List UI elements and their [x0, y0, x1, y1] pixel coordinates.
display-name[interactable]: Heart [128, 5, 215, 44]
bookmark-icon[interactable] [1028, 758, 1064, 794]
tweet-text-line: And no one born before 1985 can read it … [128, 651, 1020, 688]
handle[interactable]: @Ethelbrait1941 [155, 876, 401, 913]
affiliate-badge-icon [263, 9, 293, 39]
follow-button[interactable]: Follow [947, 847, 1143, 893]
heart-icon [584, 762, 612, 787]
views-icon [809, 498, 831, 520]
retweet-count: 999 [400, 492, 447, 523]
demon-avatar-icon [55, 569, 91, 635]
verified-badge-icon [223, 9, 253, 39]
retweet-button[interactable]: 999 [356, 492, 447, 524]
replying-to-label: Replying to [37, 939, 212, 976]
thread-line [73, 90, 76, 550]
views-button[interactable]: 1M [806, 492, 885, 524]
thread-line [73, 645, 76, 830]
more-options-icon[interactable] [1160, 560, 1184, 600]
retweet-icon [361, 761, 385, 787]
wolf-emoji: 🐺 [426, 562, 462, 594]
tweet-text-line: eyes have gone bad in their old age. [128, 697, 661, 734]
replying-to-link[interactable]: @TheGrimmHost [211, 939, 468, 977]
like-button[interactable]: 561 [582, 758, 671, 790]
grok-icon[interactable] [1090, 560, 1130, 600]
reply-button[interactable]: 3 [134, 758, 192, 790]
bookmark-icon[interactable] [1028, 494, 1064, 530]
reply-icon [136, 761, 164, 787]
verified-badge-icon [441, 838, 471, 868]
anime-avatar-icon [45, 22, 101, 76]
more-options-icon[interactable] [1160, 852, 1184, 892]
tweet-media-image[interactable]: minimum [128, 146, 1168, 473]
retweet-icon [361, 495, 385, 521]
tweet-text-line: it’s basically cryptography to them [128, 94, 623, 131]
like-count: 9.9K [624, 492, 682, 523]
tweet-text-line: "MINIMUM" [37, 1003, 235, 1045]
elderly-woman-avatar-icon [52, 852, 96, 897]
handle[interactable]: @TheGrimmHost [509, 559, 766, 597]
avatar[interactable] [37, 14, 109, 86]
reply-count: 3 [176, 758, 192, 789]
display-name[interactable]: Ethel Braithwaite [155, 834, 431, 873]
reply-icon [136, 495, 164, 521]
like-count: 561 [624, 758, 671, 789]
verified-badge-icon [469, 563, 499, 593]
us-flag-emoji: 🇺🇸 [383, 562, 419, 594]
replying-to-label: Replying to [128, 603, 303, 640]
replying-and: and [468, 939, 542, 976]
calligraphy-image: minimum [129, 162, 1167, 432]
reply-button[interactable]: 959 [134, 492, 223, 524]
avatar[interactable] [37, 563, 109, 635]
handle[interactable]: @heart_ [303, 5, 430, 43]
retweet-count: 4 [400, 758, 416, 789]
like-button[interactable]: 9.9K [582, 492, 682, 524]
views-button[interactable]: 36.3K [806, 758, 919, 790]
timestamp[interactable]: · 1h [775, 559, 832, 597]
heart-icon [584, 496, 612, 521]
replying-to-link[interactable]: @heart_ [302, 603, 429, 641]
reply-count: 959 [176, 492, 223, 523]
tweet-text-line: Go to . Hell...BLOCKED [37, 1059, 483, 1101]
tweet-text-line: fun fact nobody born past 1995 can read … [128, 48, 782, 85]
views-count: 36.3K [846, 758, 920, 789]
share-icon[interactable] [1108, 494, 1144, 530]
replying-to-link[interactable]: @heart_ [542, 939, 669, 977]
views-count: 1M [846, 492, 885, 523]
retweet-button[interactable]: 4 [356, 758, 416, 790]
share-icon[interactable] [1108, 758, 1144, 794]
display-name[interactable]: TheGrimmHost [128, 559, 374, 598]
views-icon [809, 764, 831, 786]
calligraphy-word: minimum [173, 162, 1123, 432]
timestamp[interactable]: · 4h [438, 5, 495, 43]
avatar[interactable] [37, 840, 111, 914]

WHAT THIS TASK INVOLVES |
Rewrite the material above, replacing "retweet" with "repost" everywhere and leaving everything else unchanged.

ANSWER TO THE TASK |
List UI elements and their [x0, y0, x1, y1] pixel coordinates.
display-name[interactable]: Heart [128, 5, 215, 44]
bookmark-icon[interactable] [1028, 758, 1064, 794]
tweet-text-line: And no one born before 1985 can read it … [128, 651, 1020, 688]
handle[interactable]: @Ethelbrait1941 [155, 876, 401, 913]
affiliate-badge-icon [263, 9, 293, 39]
follow-button[interactable]: Follow [947, 847, 1143, 893]
heart-icon [584, 762, 612, 787]
views-icon [809, 498, 831, 520]
repost-count: 999 [400, 492, 447, 523]
demon-avatar-icon [55, 569, 91, 635]
verified-badge-icon [223, 9, 253, 39]
repost-button[interactable]: 999 [356, 492, 447, 524]
replying-to-label: Replying to [37, 939, 212, 976]
thread-line [73, 90, 76, 550]
views-button[interactable]: 1M [806, 492, 885, 524]
thread-line [73, 645, 76, 830]
more-options-icon[interactable] [1160, 560, 1184, 600]
repost-icon [361, 761, 385, 787]
wolf-emoji: 🐺 [426, 562, 462, 594]
tweet-text-line: eyes have gone bad in their old age. [128, 697, 661, 734]
replying-to-link[interactable]: @TheGrimmHost [211, 939, 468, 977]
like-button[interactable]: 561 [582, 758, 671, 790]
grok-icon[interactable] [1090, 560, 1130, 600]
reply-button[interactable]: 3 [134, 758, 192, 790]
bookmark-icon[interactable] [1028, 494, 1064, 530]
reply-icon [136, 761, 164, 787]
verified-badge-icon [441, 838, 471, 868]
anime-avatar-icon [45, 22, 101, 76]
more-options-icon[interactable] [1160, 852, 1184, 892]
tweet-media-image[interactable]: minimum [128, 146, 1168, 473]
repost-icon [361, 495, 385, 521]
tweet-text-line: it’s basically cryptography to them [128, 94, 623, 131]
like-count: 9.9K [624, 492, 682, 523]
tweet-text-line: "MINIMUM" [37, 1003, 235, 1045]
elderly-woman-avatar-icon [52, 852, 96, 897]
handle[interactable]: @TheGrimmHost [509, 559, 766, 597]
avatar[interactable] [37, 14, 109, 86]
reply-count: 3 [176, 758, 192, 789]
display-name[interactable]: Ethel Braithwaite [155, 834, 431, 873]
reply-icon [136, 495, 164, 521]
like-count: 561 [624, 758, 671, 789]
verified-badge-icon [469, 563, 499, 593]
us-flag-emoji: 🇺🇸 [383, 562, 419, 594]
replying-to-label: Replying to [128, 603, 303, 640]
replying-and: and [468, 939, 542, 976]
calligraphy-image: minimum [129, 162, 1167, 432]
reply-button[interactable]: 959 [134, 492, 223, 524]
avatar[interactable] [37, 563, 109, 635]
handle[interactable]: @heart_ [303, 5, 430, 43]
repost-count: 4 [400, 758, 416, 789]
like-button[interactable]: 9.9K [582, 492, 682, 524]
views-button[interactable]: 36.3K [806, 758, 919, 790]
timestamp[interactable]: · 1h [775, 559, 832, 597]
heart-icon [584, 496, 612, 521]
replying-to-link[interactable]: @heart_ [302, 603, 429, 641]
reply-count: 959 [176, 492, 223, 523]
tweet-text-line: Go to . Hell...BLOCKED [37, 1059, 483, 1101]
tweet-text-line: fun fact nobody born past 1995 can read … [128, 48, 782, 85]
views-count: 36.3K [846, 758, 920, 789]
share-icon[interactable] [1108, 494, 1144, 530]
replying-to-link[interactable]: @heart_ [542, 939, 669, 977]
views-count: 1M [846, 492, 885, 523]
repost-button[interactable]: 4 [356, 758, 416, 790]
share-icon[interactable] [1108, 758, 1144, 794]
display-name[interactable]: TheGrimmHost [128, 559, 374, 598]
views-icon [809, 764, 831, 786]
calligraphy-word: minimum [173, 162, 1123, 432]
timestamp[interactable]: · 4h [438, 5, 495, 43]
avatar[interactable] [37, 840, 111, 914]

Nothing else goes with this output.